**Task statement**
All the data should come back exactly as it was given.

**Data records**
^^^^
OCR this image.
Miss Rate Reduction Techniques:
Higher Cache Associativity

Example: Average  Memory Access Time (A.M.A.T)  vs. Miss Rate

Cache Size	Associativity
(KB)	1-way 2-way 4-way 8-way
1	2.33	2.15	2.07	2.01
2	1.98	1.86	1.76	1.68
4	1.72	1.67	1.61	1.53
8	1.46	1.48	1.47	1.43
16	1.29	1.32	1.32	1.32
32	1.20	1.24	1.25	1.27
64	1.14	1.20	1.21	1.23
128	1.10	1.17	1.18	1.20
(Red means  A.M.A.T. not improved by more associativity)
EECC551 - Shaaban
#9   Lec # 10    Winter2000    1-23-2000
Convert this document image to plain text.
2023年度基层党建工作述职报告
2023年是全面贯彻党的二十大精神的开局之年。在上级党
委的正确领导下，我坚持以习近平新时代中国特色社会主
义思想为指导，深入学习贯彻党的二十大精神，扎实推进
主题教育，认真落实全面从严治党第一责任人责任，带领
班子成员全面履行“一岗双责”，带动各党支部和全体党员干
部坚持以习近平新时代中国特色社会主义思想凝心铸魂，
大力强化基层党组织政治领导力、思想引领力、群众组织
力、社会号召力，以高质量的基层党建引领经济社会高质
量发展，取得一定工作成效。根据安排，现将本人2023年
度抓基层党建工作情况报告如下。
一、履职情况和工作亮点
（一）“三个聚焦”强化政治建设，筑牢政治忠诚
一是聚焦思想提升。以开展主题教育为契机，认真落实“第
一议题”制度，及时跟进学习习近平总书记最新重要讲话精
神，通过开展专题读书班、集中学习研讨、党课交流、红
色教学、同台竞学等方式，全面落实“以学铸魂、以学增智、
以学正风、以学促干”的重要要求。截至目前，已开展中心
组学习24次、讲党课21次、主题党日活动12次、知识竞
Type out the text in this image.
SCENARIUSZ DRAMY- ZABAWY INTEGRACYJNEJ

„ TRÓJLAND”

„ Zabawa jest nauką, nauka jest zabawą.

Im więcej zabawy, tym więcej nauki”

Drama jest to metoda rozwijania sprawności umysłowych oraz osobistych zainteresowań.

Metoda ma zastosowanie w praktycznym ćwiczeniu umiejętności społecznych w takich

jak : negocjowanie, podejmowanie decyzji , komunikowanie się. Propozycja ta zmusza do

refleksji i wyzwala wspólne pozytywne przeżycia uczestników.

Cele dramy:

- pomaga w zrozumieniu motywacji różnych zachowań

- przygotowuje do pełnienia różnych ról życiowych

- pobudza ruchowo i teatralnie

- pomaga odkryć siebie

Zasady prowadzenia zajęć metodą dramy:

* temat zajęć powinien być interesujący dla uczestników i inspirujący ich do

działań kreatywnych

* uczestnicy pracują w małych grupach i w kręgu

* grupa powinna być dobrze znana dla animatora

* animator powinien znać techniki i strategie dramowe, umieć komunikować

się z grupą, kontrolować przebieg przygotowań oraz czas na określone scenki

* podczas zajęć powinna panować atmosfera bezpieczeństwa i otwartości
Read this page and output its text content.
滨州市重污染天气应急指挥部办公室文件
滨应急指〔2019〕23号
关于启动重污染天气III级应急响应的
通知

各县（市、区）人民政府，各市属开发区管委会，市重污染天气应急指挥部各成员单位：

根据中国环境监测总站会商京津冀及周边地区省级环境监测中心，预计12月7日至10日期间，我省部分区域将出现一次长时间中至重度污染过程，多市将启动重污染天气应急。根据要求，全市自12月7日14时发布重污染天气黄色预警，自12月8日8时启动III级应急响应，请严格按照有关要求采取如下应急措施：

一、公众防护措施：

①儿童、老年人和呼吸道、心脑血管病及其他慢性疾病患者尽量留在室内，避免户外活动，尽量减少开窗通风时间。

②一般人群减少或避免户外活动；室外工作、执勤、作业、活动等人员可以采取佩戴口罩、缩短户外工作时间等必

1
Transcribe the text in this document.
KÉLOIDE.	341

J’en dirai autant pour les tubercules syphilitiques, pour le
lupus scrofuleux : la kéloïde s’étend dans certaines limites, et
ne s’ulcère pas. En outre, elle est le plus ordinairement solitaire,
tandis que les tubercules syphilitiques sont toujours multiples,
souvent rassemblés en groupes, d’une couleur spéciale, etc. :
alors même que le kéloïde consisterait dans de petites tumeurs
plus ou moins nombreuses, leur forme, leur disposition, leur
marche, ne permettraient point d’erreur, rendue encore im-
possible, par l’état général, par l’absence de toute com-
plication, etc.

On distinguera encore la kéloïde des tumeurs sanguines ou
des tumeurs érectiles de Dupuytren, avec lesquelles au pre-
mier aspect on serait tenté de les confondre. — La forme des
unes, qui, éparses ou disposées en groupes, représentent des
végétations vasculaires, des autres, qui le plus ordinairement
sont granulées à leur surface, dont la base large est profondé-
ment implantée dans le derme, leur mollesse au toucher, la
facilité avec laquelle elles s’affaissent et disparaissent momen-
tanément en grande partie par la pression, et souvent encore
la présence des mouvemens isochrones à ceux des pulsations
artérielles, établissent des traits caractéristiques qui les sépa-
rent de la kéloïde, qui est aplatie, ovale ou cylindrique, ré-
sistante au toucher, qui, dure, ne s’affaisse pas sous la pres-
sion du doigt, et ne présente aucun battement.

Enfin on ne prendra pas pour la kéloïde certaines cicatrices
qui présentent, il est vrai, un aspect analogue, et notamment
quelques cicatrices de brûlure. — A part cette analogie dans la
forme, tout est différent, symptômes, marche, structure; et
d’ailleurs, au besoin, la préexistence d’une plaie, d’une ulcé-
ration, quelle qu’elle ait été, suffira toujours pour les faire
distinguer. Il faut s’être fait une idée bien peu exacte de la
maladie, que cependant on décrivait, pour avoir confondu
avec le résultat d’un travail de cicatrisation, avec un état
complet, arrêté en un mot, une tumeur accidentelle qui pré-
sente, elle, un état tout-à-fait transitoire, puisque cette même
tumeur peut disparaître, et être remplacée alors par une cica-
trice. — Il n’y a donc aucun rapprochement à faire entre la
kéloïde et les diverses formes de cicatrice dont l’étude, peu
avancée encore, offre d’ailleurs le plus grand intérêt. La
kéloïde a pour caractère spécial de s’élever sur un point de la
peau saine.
^^^^
**Result of this exercise**
OCR this image.
Miss Rate Reduction Techniques:
Higher Cache Associativity

Example: Average  Memory Access Time (A.M.A.T)  vs. Miss Rate

Cache Size	Associativity
(KB)	1-way 2-way 4-way 8-way
1	2.33	2.15	2.07	2.01
2	1.98	1.86	1.76	1.68
4	1.72	1.67	1.61	1.53
8	1.46	1.48	1.47	1.43
16	1.29	1.32	1.32	1.32
32	1.20	1.24	1.25	1.27
64	1.14	1.20	1.21	1.23
128	1.10	1.17	1.18	1.20
(Red means  A.M.A.T. not improved by more associativity)
EECC551 - Shaaban
#9   Lec # 10    Winter2000    1-23-2000
Convert this document image to plain text.
2023年度基层党建工作述职报告
2023年是全面贯彻党的二十大精神的开局之年。在上级党
委的正确领导下，我坚持以习近平新时代中国特色社会主
义思想为指导，深入学习贯彻党的二十大精神，扎实推进
主题教育，认真落实全面从严治党第一责任人责任，带领
班子成员全面履行“一岗双责”，带动各党支部和全体党员干
部坚持以习近平新时代中国特色社会主义思想凝心铸魂，
大力强化基层党组织政治领导力、思想引领力、群众组织
力、社会号召力，以高质量的基层党建引领经济社会高质
量发展，取得一定工作成效。根据安排，现将本人2023年
度抓基层党建工作情况报告如下。
一、履职情况和工作亮点
（一）“三个聚焦”强化政治建设，筑牢政治忠诚
一是聚焦思想提升。以开展主题教育为契机，认真落实“第
一议题”制度，及时跟进学习习近平总书记最新重要讲话精
神，通过开展专题读书班、集中学习研讨、党课交流、红
色教学、同台竞学等方式，全面落实“以学铸魂、以学增智、
以学正风、以学促干”的重要要求。截至目前，已开展中心
组学习24次、讲党课21次、主题党日活动12次、知识竞
Type out the text in this image.
SCENARIUSZ DRAMY- ZABAWY INTEGRACYJNEJ

„ TRÓJLAND”

„ Zabawa jest nauką, nauka jest zabawą.

Im więcej zabawy, tym więcej nauki”

Drama jest to metoda rozwijania sprawności umysłowych oraz osobistych zainteresowań.

Metoda ma zastosowanie w praktycznym ćwiczeniu umiejętności społecznych w takich

jak : negocjowanie, podejmowanie decyzji , komunikowanie się. Propozycja ta zmusza do

refleksji i wyzwala wspólne pozytywne przeżycia uczestników.

Cele dramy:

- pomaga w zrozumieniu motywacji różnych zachowań

- przygotowuje do pełnienia różnych ról życiowych

- pobudza ruchowo i teatralnie

- pomaga odkryć siebie

Zasady prowadzenia zajęć metodą dramy:

* temat zajęć powinien być interesujący dla uczestników i inspirujący ich do

działań kreatywnych

* uczestnicy pracują w małych grupach i w kręgu

* grupa powinna być dobrze znana dla animatora

* animator powinien znać techniki i strategie dramowe, umieć komunikować

się z grupą, kontrolować przebieg przygotowań oraz czas na określone scenki

* podczas zajęć powinna panować atmosfera bezpieczeństwa i otwartości
Read this page and output its text content.
滨州市重污染天气应急指挥部办公室文件
滨应急指〔2019〕23号
关于启动重污染天气III级应急响应的
通知

各县（市、区）人民政府，各市属开发区管委会，市重污染天气应急指挥部各成员单位：

根据中国环境监测总站会商京津冀及周边地区省级环境监测中心，预计12月7日至10日期间，我省部分区域将出现一次长时间中至重度污染过程，多市将启动重污染天气应急。根据要求，全市自12月7日14时发布重污染天气黄色预警，自12月8日8时启动III级应急响应，请严格按照有关要求采取如下应急措施：

一、公众防护措施：

①儿童、老年人和呼吸道、心脑血管病及其他慢性疾病患者尽量留在室内，避免户外活动，尽量减少开窗通风时间。

②一般人群减少或避免户外活动；室外工作、执勤、作业、活动等人员可以采取佩戴口罩、缩短户外工作时间等必

1
Transcribe the text in this document.
KÉLOIDE.	341

J’en dirai autant pour les tubercules syphilitiques, pour le
lupus scrofuleux : la kéloïde s’étend dans certaines limites, et
ne s’ulcère pas. En outre, elle est le plus ordinairement solitaire,
tandis que les tubercules syphilitiques sont toujours multiples,
souvent rassemblés en groupes, d’une couleur spéciale, etc. :
alors même que le kéloïde consisterait dans de petites tumeurs
plus ou moins nombreuses, leur forme, leur disposition, leur
marche, ne permettraient point d’erreur, rendue encore im-
possible, par l’état général, par l’absence de toute com-
plication, etc.

On distinguera encore la kéloïde des tumeurs sanguines ou
des tumeurs érectiles de Dupuytren, avec lesquelles au pre-
mier aspect on serait tenté de les confondre. — La forme des
unes, qui, éparses ou disposées en groupes, représentent des
végétations vasculaires, des autres, qui le plus ordinairement
sont granulées à leur surface, dont la base large est profondé-
ment implantée dans le derme, leur mollesse au toucher, la
facilité avec laquelle elles s’affaissent et disparaissent momen-
tanément en grande partie par la pression, et souvent encore
la présence des mouvemens isochrones à ceux des pulsations
artérielles, établissent des traits caractéristiques qui les sépa-
rent de la kéloïde, qui est aplatie, ovale ou cylindrique, ré-
sistante au toucher, qui, dure, ne s’affaisse pas sous la pres-
sion du doigt, et ne présente aucun battement.

Enfin on ne prendra pas pour la kéloïde certaines cicatrices
qui présentent, il est vrai, un aspect analogue, et notamment
quelques cicatrices de brûlure. — A part cette analogie dans la
forme, tout est différent, symptômes, marche, structure; et
d’ailleurs, au besoin, la préexistence d’une plaie, d’une ulcé-
ration, quelle qu’elle ait été, suffira toujours pour les faire
distinguer. Il faut s’être fait une idée bien peu exacte de la
maladie, que cependant on décrivait, pour avoir confondu
avec le résultat d’un travail de cicatrisation, avec un état
complet, arrêté en un mot, une tumeur accidentelle qui pré-
sente, elle, un état tout-à-fait transitoire, puisque cette même
tumeur peut disparaître, et être remplacée alors par une cica-
trice. — Il n’y a donc aucun rapprochement à faire entre la
kéloïde et les diverses formes de cicatrice dont l’étude, peu
avancée encore, offre d’ailleurs le plus grand intérêt. La
kéloïde a pour caractère spécial de s’élever sur un point de la
peau saine.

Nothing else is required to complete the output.